SHORT PROBLEM:
Below is a listing; copy all of it exactly.

::::

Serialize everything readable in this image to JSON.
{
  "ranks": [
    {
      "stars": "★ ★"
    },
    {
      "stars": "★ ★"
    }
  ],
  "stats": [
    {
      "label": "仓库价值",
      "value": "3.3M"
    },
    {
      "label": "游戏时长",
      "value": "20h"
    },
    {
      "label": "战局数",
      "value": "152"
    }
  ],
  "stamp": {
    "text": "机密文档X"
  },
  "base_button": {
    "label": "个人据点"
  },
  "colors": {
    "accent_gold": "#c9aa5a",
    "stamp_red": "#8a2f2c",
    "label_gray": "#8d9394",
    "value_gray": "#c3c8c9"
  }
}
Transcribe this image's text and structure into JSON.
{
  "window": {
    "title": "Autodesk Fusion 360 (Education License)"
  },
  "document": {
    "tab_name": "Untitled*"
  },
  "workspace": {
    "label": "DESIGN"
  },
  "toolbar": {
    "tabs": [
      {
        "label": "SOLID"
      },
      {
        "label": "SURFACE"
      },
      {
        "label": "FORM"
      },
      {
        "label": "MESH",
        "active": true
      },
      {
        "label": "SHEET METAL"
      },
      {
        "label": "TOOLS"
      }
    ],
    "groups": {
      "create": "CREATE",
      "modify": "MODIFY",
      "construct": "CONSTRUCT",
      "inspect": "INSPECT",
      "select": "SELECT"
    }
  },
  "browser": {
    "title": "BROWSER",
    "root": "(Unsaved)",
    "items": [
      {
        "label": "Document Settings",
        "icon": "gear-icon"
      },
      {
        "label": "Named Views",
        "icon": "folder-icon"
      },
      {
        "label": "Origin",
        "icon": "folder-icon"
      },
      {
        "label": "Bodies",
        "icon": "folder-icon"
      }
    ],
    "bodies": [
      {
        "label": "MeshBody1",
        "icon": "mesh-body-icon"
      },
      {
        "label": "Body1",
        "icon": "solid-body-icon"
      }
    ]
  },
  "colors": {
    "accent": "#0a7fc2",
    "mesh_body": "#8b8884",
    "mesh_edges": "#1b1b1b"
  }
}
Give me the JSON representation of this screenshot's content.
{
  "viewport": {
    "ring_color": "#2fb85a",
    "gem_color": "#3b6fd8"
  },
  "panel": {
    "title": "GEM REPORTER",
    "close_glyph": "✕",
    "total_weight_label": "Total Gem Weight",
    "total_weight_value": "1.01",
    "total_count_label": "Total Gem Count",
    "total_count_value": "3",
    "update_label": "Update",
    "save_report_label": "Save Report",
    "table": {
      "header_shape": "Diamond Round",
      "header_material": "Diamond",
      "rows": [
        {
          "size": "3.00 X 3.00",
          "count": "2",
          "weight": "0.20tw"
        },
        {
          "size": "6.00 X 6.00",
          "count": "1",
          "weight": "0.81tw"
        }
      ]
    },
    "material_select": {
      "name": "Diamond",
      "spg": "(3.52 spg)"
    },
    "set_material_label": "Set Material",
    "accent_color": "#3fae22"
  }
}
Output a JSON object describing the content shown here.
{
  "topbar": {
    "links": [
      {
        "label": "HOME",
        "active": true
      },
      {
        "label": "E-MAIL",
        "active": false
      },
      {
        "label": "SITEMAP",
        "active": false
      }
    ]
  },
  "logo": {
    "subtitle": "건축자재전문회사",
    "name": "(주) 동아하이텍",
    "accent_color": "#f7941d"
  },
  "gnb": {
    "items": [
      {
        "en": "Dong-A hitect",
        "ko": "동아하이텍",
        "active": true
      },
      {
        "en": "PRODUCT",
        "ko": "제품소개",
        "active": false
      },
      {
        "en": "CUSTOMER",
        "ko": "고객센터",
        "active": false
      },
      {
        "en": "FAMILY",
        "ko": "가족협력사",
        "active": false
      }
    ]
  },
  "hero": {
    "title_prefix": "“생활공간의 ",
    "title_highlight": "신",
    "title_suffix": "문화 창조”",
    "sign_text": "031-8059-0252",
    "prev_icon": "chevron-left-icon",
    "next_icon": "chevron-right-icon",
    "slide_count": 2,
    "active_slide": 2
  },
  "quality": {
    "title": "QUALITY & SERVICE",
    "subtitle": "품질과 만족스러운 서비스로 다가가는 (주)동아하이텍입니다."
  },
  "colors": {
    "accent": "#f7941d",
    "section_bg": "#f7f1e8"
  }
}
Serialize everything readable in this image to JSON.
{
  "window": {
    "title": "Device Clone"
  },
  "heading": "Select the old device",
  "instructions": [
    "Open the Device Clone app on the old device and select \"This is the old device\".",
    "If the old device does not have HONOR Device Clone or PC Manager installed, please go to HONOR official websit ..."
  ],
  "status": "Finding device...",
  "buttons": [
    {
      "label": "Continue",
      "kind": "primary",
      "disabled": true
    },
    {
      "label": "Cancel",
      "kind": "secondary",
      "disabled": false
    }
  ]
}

::::

EXERCISE OUTPUT:
Serialize everything readable in this image to JSON.
{
  "ranks": [
    {
      "stars": "★ ★"
    },
    {
      "stars": "★ ★"
    }
  ],
  "stats": [
    {
      "label": "仓库价值",
      "value": "3.3M"
    },
    {
      "label": "游戏时长",
      "value": "20h"
    },
    {
      "label": "战局数",
      "value": "152"
    }
  ],
  "stamp": {
    "text": "机密文档X"
  },
  "base_button": {
    "label": "个人据点"
  },
  "colors": {
    "accent_gold": "#c9aa5a",
    "stamp_red": "#8a2f2c",
    "label_gray": "#8d9394",
    "value_gray": "#c3c8c9"
  }
}
Transcribe this image's text and structure into JSON.
{
  "window": {
    "title": "Autodesk Fusion 360 (Education License)"
  },
  "document": {
    "tab_name": "Untitled*"
  },
  "workspace": {
    "label": "DESIGN"
  },
  "toolbar": {
    "tabs": [
      {
        "label": "SOLID"
      },
      {
        "label": "SURFACE"
      },
      {
        "label": "FORM"
      },
      {
        "label": "MESH",
        "active": true
      },
      {
        "label": "SHEET METAL"
      },
      {
        "label": "TOOLS"
      }
    ],
    "groups": {
      "create": "CREATE",
      "modify": "MODIFY",
      "construct": "CONSTRUCT",
      "inspect": "INSPECT",
      "select": "SELECT"
    }
  },
  "browser": {
    "title": "BROWSER",
    "root": "(Unsaved)",
    "items": [
      {
        "label": "Document Settings",
        "icon": "gear-icon"
      },
      {
        "label": "Named Views",
        "icon": "folder-icon"
      },
      {
        "label": "Origin",
        "icon": "folder-icon"
      },
      {
        "label": "Bodies",
        "icon": "folder-icon"
      }
    ],
    "bodies": [
      {
        "label": "MeshBody1",
        "icon": "mesh-body-icon"
      },
      {
        "label": "Body1",
        "icon": "solid-body-icon"
      }
    ]
  },
  "colors": {
    "accent": "#0a7fc2",
    "mesh_body": "#8b8884",
    "mesh_edges": "#1b1b1b"
  }
}
Give me the JSON representation of this screenshot's content.
{
  "viewport": {
    "ring_color": "#2fb85a",
    "gem_color": "#3b6fd8"
  },
  "panel": {
    "title": "GEM REPORTER",
    "close_glyph": "✕",
    "total_weight_label": "Total Gem Weight",
    "total_weight_value": "1.01",
    "total_count_label": "Total Gem Count",
    "total_count_value": "3",
    "update_label": "Update",
    "save_report_label": "Save Report",
    "table": {
      "header_shape": "Diamond Round",
      "header_material": "Diamond",
      "rows": [
        {
          "size": "3.00 X 3.00",
          "count": "2",
          "weight": "0.20tw"
        },
        {
          "size": "6.00 X 6.00",
          "count": "1",
          "weight": "0.81tw"
        }
      ]
    },
    "material_select": {
      "name": "Diamond",
      "spg": "(3.52 spg)"
    },
    "set_material_label": "Set Material",
    "accent_color": "#3fae22"
  }
}
Output a JSON object describing the content shown here.
{
  "topbar": {
    "links": [
      {
        "label": "HOME",
        "active": true
      },
      {
        "label": "E-MAIL",
        "active": false
      },
      {
        "label": "SITEMAP",
        "active": false
      }
    ]
  },
  "logo": {
    "subtitle": "건축자재전문회사",
    "name": "(주) 동아하이텍",
    "accent_color": "#f7941d"
  },
  "gnb": {
    "items": [
      {
        "en": "Dong-A hitect",
        "ko": "동아하이텍",
        "active": true
      },
      {
        "en": "PRODUCT",
        "ko": "제품소개",
        "active": false
      },
      {
        "en": "CUSTOMER",
        "ko": "고객센터",
        "active": false
      },
      {
        "en": "FAMILY",
        "ko": "가족협력사",
        "active": false
      }
    ]
  },
  "hero": {
    "title_prefix": "“생활공간의 ",
    "title_highlight": "신",
    "title_suffix": "문화 창조”",
    "sign_text": "031-8059-0252",
    "prev_icon": "chevron-left-icon",
    "next_icon": "chevron-right-icon",
    "slide_count": 2,
    "active_slide": 2
  },
  "quality": {
    "title": "QUALITY & SERVICE",
    "subtitle": "품질과 만족스러운 서비스로 다가가는 (주)동아하이텍입니다."
  },
  "colors": {
    "accent": "#f7941d",
    "section_bg": "#f7f1e8"
  }
}
Serialize everything readable in this image to JSON.
{
  "window": {
    "title": "Device Clone"
  },
  "heading": "Select the old device",
  "instructions": [
    "Open the Device Clone app on the old device and select \"This is the old device\".",
    "If the old device does not have HONOR Device Clone or PC Manager installed, please go to HONOR official websit ..."
  ],
  "status": "Finding device...",
  "buttons": [
    {
      "label": "Continue",
      "kind": "primary",
      "disabled": true
    },
    {
      "label": "Cancel",
      "kind": "secondary",
      "disabled": false
    }
  ]
}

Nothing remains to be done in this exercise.